Copy, from the entries below, each line where the word "xlabel" can be found.

————————

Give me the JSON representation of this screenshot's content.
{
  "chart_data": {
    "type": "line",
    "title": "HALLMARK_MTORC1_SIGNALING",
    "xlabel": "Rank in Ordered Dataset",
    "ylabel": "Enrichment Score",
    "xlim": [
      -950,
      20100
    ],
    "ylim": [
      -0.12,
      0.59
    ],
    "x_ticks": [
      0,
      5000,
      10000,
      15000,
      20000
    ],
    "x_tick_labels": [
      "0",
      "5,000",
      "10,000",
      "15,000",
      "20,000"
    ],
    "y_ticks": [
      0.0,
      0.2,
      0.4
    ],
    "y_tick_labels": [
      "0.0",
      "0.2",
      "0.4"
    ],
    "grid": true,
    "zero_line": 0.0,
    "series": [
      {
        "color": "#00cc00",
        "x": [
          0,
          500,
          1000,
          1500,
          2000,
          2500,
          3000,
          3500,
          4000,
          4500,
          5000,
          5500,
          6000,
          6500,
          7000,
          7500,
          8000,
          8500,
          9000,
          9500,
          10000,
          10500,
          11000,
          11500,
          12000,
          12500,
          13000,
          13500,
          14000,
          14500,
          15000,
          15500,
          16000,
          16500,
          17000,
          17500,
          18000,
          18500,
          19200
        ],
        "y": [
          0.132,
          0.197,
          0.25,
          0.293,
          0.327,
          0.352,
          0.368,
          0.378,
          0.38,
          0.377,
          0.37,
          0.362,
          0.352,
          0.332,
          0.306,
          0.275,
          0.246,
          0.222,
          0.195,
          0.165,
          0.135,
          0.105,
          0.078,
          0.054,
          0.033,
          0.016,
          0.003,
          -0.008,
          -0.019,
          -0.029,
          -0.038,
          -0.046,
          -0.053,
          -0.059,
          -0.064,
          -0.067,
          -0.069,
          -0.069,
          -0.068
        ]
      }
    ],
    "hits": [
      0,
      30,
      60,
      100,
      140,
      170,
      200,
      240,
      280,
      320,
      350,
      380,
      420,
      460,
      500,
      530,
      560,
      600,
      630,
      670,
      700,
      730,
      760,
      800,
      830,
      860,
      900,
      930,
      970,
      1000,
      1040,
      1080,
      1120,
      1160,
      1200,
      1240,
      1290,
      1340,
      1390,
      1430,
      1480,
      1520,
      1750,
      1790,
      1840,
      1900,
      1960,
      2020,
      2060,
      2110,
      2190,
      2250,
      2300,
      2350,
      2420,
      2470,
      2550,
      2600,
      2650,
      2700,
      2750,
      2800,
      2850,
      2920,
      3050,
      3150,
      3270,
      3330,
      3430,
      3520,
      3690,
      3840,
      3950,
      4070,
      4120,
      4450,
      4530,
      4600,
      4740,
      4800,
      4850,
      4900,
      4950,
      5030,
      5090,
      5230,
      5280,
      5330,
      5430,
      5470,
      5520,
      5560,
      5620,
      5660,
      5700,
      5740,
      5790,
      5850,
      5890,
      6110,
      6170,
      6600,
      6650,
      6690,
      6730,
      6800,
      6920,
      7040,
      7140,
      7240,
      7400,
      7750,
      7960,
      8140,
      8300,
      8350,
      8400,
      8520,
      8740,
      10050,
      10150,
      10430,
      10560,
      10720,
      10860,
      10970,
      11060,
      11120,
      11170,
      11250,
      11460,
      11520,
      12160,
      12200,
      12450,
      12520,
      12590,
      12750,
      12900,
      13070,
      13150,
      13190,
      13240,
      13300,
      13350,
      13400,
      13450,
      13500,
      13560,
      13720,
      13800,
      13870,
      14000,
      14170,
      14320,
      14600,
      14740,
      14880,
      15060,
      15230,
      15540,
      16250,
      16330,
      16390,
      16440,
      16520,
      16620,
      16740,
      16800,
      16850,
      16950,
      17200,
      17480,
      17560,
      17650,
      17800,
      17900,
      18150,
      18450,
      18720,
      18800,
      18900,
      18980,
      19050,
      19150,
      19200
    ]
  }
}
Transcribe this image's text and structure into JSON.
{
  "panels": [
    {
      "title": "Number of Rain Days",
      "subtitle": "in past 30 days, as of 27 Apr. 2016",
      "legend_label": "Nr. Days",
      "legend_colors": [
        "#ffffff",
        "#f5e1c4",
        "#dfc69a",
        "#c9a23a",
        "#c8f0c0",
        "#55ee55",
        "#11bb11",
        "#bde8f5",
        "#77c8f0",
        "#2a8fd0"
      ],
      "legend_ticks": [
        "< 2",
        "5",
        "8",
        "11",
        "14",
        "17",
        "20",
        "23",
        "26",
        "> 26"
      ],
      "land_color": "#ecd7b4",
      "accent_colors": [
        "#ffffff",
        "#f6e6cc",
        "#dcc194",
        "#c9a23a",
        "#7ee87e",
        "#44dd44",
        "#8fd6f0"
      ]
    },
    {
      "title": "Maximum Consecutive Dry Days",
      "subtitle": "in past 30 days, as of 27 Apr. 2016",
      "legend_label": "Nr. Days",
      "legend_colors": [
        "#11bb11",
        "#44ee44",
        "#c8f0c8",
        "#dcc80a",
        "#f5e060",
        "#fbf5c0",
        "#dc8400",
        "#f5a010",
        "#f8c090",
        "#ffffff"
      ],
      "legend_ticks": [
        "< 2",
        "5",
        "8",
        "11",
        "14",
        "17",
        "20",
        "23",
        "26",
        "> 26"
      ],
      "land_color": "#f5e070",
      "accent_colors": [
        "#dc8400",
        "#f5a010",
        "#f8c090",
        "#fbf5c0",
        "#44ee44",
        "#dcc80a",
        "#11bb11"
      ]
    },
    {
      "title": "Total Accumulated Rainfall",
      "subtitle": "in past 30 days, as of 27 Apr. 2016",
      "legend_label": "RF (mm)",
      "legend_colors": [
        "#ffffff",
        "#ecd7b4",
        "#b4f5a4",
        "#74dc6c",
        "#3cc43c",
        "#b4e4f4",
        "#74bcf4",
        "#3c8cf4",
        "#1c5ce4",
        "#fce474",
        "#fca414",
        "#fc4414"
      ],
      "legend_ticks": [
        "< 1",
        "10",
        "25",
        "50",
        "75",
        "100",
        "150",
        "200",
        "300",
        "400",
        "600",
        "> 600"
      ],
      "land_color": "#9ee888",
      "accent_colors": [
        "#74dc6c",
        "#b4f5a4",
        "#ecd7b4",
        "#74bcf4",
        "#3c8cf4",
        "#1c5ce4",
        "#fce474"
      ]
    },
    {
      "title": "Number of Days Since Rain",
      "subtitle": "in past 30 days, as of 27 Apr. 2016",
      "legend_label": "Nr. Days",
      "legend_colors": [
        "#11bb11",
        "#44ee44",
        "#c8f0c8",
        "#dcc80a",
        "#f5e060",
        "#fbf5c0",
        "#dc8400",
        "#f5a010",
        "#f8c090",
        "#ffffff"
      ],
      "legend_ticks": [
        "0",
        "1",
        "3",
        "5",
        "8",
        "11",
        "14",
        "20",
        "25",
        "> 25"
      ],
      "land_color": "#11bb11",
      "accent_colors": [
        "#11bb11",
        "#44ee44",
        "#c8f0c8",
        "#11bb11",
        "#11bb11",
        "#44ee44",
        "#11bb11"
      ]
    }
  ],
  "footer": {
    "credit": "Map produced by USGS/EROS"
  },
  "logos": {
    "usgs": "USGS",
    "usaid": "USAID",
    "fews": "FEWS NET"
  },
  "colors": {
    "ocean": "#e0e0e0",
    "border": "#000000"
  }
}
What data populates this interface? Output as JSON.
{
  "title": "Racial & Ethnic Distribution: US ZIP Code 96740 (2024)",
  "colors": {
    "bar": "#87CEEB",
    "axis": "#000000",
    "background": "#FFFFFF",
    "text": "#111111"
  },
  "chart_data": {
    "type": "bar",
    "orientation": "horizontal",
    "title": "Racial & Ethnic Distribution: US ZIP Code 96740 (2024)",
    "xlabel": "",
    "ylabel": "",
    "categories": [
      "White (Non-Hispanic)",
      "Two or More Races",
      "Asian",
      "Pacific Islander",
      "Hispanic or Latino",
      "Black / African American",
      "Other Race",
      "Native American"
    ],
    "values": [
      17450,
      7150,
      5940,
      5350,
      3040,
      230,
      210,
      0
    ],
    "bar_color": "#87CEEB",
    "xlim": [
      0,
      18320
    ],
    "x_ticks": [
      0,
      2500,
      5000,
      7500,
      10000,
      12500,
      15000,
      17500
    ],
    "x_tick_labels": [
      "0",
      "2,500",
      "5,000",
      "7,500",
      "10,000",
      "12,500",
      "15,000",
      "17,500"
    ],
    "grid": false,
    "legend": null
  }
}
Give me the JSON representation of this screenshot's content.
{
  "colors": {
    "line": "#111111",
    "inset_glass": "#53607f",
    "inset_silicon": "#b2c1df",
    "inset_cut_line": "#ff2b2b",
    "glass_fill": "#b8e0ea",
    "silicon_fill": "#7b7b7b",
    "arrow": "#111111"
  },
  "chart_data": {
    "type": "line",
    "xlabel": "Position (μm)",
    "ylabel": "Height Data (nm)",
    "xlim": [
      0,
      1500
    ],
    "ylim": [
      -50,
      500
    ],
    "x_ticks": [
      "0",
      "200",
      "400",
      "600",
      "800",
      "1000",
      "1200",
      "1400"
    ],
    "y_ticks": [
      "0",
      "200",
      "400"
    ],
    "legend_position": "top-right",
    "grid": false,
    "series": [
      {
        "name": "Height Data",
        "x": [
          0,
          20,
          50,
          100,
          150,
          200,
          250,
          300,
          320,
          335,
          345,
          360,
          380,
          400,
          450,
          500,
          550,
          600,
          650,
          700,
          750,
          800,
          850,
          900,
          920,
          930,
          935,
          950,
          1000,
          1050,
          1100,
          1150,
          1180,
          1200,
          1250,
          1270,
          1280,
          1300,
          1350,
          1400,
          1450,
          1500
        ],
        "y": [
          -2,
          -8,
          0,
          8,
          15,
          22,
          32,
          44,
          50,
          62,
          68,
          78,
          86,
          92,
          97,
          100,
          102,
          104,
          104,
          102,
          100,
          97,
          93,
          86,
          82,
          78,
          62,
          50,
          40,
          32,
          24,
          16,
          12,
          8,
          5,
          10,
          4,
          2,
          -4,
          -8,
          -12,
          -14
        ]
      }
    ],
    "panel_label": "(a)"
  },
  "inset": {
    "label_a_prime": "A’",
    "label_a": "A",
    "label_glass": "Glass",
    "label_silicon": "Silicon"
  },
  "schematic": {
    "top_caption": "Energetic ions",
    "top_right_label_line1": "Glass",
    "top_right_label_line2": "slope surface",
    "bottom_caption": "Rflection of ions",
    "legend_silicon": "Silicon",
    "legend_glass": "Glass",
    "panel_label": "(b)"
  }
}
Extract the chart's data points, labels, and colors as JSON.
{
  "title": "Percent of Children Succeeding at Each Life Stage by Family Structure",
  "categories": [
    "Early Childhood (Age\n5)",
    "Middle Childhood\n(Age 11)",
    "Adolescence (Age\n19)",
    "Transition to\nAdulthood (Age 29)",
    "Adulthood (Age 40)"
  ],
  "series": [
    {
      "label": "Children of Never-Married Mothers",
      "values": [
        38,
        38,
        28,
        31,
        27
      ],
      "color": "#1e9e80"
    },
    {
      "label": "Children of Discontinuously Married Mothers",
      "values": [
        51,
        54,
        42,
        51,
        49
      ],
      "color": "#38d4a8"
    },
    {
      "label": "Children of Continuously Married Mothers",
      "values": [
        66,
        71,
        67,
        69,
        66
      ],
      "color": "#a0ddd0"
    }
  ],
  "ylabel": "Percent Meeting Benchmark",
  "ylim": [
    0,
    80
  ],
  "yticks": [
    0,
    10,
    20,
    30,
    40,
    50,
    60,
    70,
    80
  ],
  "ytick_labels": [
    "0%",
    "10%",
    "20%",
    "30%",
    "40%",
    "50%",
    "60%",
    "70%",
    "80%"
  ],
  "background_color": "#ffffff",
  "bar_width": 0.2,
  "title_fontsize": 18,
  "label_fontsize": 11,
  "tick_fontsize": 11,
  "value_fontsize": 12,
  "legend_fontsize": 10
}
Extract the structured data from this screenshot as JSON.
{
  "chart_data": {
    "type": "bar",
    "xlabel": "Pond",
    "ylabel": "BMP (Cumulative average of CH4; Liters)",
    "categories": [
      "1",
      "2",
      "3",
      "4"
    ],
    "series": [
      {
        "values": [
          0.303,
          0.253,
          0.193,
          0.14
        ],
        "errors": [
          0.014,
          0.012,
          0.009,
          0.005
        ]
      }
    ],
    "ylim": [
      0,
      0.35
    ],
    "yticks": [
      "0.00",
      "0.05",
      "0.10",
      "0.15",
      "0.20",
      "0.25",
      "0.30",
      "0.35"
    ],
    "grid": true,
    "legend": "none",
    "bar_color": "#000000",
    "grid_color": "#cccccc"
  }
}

————————

§ **RESULT OF THE EXERCISE**
    "xlabel": "Rank in Ordered Dataset",
    "xlabel": "",
    "xlabel": "Position (μm)",
    "xlabel": "Pond",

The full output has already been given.